### [WRITTEN TASK]
Reproduce the following lines word for word, starting at the first line of the records and ending at the line that contains "- macd-histogram-bar: [291, 728, 298, 734]".

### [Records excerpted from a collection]

## start

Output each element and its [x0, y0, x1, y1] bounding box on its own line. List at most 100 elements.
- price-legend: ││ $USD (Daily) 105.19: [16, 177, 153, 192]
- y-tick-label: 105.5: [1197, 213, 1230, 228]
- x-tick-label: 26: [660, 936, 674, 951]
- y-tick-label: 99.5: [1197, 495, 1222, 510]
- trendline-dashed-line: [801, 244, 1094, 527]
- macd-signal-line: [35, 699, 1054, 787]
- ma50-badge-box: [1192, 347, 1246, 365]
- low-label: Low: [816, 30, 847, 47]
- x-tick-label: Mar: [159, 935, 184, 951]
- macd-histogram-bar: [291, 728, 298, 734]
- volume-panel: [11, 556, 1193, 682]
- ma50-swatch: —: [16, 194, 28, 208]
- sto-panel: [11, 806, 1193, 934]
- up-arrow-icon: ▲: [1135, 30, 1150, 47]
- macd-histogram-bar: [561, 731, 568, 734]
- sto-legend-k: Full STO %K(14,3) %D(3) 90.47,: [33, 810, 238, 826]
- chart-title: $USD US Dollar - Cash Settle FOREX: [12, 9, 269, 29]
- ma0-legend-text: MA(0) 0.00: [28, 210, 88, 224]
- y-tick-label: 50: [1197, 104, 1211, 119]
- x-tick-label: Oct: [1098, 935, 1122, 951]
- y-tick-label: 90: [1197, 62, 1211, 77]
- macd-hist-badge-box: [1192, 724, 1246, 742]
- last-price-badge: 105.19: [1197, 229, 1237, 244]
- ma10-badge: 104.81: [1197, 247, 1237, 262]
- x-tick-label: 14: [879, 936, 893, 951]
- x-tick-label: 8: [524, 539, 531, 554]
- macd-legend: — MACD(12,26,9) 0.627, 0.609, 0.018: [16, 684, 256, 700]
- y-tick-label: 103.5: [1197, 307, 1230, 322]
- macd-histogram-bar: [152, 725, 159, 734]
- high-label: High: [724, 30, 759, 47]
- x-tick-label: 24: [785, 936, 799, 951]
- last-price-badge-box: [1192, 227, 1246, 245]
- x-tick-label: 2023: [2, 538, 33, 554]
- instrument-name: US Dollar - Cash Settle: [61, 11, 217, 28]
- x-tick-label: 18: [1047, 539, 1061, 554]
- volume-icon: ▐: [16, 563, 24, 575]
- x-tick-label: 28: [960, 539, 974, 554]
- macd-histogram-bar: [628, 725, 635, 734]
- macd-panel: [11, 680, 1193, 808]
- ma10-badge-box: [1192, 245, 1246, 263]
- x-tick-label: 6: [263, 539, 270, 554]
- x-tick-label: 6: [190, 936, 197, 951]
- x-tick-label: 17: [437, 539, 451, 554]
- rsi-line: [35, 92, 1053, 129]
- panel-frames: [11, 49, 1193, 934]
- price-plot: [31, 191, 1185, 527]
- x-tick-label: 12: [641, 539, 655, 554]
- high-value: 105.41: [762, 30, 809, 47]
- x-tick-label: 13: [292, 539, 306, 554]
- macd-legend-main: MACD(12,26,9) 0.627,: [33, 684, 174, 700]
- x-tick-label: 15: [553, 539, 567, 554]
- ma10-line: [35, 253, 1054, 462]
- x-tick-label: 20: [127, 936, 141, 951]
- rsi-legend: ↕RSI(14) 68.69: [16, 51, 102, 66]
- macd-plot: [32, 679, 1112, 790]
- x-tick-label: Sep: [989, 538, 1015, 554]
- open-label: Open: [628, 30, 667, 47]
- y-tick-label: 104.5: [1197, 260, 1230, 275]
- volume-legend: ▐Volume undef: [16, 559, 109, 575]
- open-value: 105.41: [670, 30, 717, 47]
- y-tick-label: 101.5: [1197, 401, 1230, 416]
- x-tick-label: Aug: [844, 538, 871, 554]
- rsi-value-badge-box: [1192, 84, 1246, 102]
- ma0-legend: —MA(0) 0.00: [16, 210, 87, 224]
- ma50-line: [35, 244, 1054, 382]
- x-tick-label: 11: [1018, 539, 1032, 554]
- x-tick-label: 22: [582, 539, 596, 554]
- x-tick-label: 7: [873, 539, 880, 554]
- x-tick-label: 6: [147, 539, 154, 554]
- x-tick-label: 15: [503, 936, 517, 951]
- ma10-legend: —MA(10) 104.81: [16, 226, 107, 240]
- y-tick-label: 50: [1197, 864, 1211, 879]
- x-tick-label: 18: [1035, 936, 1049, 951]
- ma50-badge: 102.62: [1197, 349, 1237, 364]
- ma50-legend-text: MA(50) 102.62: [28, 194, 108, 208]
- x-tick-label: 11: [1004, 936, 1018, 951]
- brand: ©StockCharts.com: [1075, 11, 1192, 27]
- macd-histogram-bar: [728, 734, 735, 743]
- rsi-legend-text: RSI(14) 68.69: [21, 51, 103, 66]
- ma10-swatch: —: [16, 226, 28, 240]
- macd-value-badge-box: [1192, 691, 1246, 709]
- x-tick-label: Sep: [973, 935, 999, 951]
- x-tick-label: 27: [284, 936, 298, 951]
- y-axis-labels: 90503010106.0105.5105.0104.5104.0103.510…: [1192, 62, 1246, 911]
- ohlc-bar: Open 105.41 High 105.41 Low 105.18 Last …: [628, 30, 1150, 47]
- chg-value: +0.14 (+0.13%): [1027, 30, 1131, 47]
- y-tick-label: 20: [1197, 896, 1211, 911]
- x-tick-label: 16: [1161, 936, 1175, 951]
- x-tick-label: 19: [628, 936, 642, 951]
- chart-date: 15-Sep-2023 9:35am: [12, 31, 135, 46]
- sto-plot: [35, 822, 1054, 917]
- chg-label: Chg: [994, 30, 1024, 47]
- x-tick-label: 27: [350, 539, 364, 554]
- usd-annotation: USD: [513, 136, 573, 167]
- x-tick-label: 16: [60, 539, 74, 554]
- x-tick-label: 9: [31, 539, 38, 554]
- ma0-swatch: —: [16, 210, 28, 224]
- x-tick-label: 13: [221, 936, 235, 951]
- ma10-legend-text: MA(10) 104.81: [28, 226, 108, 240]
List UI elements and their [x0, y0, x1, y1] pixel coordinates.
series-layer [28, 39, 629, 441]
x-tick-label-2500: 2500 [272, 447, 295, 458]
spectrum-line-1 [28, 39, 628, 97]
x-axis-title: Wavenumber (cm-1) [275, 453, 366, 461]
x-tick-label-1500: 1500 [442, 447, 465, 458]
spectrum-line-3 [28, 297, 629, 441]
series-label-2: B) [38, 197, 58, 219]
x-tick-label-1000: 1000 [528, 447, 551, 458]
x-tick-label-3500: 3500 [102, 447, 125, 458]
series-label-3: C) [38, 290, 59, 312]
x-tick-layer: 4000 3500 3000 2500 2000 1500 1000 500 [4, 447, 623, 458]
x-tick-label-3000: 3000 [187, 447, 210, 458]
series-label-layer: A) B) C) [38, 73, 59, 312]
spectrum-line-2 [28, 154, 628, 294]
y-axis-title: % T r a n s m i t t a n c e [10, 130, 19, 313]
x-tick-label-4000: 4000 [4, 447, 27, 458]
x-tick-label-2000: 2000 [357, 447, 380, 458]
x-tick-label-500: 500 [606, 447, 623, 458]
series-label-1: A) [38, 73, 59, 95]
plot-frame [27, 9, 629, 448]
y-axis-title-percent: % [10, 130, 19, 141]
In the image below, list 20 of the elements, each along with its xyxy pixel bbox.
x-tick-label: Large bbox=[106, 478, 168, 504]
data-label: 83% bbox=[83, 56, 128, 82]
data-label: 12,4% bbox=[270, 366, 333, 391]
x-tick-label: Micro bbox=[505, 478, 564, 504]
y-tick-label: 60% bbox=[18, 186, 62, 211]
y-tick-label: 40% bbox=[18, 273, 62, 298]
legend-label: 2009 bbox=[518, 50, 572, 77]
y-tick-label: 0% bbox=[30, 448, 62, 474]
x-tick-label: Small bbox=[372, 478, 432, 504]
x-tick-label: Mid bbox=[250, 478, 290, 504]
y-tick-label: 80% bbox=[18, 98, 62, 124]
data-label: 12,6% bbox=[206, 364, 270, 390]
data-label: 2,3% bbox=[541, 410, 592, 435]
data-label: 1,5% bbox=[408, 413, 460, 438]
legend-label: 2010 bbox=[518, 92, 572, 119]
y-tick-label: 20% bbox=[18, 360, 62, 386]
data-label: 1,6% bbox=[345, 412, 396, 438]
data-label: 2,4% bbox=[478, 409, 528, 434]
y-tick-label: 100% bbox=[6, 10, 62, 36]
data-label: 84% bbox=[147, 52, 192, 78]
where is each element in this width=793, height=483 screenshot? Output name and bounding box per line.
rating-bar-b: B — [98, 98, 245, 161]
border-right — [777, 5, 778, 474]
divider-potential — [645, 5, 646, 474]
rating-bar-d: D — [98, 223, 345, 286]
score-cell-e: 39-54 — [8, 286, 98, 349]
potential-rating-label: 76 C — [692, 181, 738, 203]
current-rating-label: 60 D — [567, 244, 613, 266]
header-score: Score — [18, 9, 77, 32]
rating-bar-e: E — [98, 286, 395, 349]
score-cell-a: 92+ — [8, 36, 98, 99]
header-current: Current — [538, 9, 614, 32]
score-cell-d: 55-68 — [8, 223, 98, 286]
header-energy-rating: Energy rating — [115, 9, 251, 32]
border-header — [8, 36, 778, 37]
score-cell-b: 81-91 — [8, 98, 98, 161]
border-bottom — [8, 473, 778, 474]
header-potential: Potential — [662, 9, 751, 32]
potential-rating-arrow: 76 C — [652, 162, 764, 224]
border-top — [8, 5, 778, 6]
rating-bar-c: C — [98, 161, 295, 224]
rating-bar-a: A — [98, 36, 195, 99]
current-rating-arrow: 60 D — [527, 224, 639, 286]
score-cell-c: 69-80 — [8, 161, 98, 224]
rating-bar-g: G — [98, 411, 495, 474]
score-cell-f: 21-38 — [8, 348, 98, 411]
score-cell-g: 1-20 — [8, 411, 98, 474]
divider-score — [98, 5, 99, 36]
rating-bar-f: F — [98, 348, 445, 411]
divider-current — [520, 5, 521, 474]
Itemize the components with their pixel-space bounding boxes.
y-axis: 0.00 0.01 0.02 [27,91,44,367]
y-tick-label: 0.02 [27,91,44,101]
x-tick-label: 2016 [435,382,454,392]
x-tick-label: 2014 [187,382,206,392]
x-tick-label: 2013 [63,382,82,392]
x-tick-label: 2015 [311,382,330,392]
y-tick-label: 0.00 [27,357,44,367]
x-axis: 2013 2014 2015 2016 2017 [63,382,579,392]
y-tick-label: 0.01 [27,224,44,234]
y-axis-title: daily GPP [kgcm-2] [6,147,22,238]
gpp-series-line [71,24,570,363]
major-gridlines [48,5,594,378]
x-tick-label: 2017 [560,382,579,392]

## end

### [RESULT OF THE TASK]
Output each element and its [x0, y0, x1, y1] bounding box on its own line. List at most 100 elements.
- price-legend: ││ $USD (Daily) 105.19: [16, 177, 153, 192]
- y-tick-label: 105.5: [1197, 213, 1230, 228]
- x-tick-label: 26: [660, 936, 674, 951]
- y-tick-label: 99.5: [1197, 495, 1222, 510]
- trendline-dashed-line: [801, 244, 1094, 527]
- macd-signal-line: [35, 699, 1054, 787]
- ma50-badge-box: [1192, 347, 1246, 365]
- low-label: Low: [816, 30, 847, 47]
- x-tick-label: Mar: [159, 935, 184, 951]
- macd-histogram-bar: [291, 728, 298, 734]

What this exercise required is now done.